Saved data entries
++++

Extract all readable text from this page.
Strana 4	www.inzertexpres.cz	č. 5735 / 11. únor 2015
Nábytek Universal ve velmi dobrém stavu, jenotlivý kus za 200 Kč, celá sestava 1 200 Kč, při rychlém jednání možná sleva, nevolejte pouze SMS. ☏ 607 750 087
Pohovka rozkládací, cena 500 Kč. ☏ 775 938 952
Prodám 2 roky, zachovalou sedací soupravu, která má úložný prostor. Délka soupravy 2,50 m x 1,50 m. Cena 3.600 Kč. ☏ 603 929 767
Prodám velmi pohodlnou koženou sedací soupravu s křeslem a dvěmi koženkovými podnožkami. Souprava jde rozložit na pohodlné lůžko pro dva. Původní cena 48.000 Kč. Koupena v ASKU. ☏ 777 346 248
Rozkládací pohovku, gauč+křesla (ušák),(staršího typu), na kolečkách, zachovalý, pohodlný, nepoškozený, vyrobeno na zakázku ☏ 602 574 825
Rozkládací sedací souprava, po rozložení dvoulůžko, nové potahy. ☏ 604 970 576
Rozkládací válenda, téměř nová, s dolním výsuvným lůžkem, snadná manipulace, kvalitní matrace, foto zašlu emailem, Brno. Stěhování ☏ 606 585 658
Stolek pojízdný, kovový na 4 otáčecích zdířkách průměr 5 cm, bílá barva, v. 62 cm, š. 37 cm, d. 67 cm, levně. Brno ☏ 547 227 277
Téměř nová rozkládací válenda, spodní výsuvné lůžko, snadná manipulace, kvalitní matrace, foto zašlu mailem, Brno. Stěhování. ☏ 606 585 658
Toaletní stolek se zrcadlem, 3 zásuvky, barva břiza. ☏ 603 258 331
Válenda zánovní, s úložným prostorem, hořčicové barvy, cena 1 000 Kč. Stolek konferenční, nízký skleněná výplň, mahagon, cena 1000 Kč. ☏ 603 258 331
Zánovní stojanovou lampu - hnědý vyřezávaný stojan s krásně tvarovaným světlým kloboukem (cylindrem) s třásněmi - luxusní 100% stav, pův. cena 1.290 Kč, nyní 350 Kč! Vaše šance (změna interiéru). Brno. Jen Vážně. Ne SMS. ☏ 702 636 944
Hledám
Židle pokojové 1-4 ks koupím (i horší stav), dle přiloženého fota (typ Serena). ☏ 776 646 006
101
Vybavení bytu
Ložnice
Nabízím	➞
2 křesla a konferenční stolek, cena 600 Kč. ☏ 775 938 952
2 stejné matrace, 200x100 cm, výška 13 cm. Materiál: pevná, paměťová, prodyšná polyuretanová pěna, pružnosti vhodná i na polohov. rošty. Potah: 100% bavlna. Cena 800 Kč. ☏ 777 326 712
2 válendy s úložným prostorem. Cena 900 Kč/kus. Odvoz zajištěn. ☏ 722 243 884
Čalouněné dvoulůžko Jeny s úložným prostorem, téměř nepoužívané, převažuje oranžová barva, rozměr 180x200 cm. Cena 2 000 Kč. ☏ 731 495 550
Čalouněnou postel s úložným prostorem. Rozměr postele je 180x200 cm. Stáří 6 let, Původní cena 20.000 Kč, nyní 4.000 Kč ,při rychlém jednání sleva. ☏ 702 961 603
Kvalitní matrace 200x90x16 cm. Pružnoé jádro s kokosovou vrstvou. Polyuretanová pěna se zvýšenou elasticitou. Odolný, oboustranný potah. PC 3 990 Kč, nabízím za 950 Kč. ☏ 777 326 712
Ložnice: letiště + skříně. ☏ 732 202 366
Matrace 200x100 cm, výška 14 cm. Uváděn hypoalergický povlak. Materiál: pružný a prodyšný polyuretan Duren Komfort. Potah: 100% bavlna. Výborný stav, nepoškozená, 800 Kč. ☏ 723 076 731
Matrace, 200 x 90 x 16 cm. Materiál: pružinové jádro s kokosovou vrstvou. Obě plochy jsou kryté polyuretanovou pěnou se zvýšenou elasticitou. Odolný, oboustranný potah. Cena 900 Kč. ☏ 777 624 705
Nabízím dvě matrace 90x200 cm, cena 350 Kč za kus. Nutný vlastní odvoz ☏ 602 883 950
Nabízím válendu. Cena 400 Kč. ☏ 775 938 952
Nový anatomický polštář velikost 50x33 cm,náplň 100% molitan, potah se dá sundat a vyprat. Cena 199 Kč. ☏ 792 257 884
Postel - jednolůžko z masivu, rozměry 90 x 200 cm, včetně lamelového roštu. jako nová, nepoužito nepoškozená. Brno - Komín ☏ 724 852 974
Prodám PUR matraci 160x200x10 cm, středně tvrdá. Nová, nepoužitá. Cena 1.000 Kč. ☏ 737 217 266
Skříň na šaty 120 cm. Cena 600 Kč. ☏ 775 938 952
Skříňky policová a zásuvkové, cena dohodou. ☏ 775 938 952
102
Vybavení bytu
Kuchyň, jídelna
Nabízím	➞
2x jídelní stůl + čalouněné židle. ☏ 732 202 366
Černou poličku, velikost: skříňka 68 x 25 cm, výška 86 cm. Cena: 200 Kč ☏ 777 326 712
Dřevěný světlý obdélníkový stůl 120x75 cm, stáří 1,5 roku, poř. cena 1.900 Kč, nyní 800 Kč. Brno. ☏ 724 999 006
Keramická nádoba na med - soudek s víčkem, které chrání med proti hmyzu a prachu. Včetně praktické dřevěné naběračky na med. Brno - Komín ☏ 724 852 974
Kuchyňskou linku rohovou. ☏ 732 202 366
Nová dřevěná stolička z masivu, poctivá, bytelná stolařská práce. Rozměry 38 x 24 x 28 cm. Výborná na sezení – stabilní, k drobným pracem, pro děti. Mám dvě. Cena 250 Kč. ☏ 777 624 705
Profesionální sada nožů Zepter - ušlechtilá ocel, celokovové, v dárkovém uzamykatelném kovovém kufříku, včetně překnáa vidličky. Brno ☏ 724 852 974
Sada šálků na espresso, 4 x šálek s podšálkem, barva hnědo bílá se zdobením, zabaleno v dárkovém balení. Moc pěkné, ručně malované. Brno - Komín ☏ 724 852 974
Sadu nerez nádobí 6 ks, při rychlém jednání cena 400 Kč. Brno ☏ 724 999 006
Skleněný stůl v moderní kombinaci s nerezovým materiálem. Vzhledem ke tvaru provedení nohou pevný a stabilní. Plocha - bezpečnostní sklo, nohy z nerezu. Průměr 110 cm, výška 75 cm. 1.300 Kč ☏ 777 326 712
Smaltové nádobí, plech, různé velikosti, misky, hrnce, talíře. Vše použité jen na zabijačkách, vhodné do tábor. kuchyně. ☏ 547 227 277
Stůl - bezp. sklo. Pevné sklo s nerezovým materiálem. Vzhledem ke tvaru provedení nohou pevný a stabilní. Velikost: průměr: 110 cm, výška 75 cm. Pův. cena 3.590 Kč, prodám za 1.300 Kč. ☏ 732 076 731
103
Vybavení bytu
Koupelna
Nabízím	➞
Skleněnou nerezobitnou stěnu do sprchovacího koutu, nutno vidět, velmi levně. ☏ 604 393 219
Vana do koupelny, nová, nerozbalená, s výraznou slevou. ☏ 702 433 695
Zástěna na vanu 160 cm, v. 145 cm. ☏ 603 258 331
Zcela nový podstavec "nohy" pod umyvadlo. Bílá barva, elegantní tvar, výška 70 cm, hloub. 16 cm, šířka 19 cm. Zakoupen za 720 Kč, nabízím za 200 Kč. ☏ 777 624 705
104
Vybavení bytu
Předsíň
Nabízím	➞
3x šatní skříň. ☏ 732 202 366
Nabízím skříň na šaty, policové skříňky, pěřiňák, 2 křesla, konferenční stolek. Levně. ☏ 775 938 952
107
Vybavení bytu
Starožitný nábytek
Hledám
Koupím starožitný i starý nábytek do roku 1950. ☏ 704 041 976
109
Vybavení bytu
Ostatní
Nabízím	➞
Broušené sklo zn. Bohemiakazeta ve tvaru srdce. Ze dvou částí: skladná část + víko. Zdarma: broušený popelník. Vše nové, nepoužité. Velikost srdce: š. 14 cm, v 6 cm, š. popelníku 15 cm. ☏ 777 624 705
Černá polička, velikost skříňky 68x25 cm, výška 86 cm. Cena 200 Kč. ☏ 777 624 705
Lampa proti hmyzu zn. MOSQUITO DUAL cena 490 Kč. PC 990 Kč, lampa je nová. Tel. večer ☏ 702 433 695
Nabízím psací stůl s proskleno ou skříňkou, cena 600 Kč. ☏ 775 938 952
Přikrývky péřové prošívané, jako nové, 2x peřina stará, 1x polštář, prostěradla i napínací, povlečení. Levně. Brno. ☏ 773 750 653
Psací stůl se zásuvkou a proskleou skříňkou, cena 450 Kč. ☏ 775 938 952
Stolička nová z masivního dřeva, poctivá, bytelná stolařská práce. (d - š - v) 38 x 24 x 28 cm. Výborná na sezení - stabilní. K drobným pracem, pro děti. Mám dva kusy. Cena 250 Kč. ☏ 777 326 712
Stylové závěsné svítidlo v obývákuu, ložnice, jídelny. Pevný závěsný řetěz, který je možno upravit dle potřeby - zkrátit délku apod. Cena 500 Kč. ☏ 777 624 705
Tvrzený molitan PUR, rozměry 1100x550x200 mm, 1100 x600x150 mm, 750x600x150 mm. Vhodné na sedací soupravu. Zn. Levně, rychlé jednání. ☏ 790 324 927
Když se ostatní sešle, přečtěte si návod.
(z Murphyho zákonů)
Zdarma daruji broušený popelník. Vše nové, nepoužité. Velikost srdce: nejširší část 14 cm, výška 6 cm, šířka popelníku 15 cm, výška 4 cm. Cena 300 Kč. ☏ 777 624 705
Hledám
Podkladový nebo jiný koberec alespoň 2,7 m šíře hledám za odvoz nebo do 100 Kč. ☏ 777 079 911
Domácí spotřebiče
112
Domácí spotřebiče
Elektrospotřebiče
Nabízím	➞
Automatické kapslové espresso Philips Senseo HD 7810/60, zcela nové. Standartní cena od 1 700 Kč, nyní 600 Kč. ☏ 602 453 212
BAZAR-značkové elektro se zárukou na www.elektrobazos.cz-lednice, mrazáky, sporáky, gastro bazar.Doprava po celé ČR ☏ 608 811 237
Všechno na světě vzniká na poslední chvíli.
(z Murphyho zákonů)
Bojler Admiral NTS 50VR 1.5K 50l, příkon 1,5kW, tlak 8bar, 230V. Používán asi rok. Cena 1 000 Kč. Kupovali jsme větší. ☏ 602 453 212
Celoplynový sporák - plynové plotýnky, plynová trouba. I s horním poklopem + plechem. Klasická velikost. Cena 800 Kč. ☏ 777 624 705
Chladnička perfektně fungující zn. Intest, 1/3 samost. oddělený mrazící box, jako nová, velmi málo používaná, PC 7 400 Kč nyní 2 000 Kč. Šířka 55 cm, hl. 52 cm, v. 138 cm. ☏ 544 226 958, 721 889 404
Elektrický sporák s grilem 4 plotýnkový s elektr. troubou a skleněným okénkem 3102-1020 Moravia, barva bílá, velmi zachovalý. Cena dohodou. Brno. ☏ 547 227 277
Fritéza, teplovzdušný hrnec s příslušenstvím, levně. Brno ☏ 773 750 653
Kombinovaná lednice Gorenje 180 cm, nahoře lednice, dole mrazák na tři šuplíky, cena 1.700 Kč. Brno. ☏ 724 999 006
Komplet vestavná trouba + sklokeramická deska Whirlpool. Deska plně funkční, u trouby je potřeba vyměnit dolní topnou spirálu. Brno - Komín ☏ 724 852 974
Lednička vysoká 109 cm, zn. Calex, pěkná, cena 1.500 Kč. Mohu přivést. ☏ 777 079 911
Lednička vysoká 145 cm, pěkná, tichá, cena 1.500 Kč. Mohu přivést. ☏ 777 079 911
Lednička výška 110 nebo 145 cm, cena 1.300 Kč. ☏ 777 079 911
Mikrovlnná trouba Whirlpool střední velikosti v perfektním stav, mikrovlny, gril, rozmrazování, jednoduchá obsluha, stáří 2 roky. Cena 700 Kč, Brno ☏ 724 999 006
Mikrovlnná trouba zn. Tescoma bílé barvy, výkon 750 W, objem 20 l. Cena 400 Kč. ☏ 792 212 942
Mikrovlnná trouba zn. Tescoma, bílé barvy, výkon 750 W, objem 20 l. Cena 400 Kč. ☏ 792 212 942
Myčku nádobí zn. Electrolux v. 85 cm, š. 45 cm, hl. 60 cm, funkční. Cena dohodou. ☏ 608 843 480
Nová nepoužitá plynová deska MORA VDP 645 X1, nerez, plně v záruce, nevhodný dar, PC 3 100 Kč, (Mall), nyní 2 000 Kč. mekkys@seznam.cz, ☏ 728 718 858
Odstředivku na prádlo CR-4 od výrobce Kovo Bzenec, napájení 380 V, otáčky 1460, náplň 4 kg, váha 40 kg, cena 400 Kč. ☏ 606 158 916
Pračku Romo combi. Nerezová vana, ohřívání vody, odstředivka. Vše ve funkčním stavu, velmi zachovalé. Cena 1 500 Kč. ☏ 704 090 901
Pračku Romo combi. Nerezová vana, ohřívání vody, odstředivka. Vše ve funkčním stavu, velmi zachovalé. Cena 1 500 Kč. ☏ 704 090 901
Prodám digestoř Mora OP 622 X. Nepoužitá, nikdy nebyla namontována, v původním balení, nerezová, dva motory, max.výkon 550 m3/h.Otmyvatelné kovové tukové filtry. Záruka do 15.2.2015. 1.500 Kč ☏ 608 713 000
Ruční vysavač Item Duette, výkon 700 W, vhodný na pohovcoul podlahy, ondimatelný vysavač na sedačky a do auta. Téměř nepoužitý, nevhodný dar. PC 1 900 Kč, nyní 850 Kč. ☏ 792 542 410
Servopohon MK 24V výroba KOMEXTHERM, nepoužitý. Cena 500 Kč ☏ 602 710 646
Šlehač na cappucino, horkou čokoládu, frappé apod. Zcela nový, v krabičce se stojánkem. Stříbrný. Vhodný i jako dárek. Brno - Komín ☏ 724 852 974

++++

_EXERCISE BRIEF:_ Identify and copy the lines holding the word "nepoužité".

_EXERCISE OUTPUT:_
Broušené sklo zn. Bohemiakazeta ve tvaru srdce. Ze dvou částí: skladná část + víko. Zdarma: broušený popelník. Vše nové, nepoužité. Velikost srdce: š. 14 cm, v 6 cm, š. popelníku 15 cm. ☏ 777 624 705
Zdarma daruji broušený popelník. Vše nové, nepoužité. Velikost srdce: nejširší část 14 cm, výška 6 cm, šířka popelníku 15 cm, výška 4 cm. Cena 300 Kč. ☏ 777 624 705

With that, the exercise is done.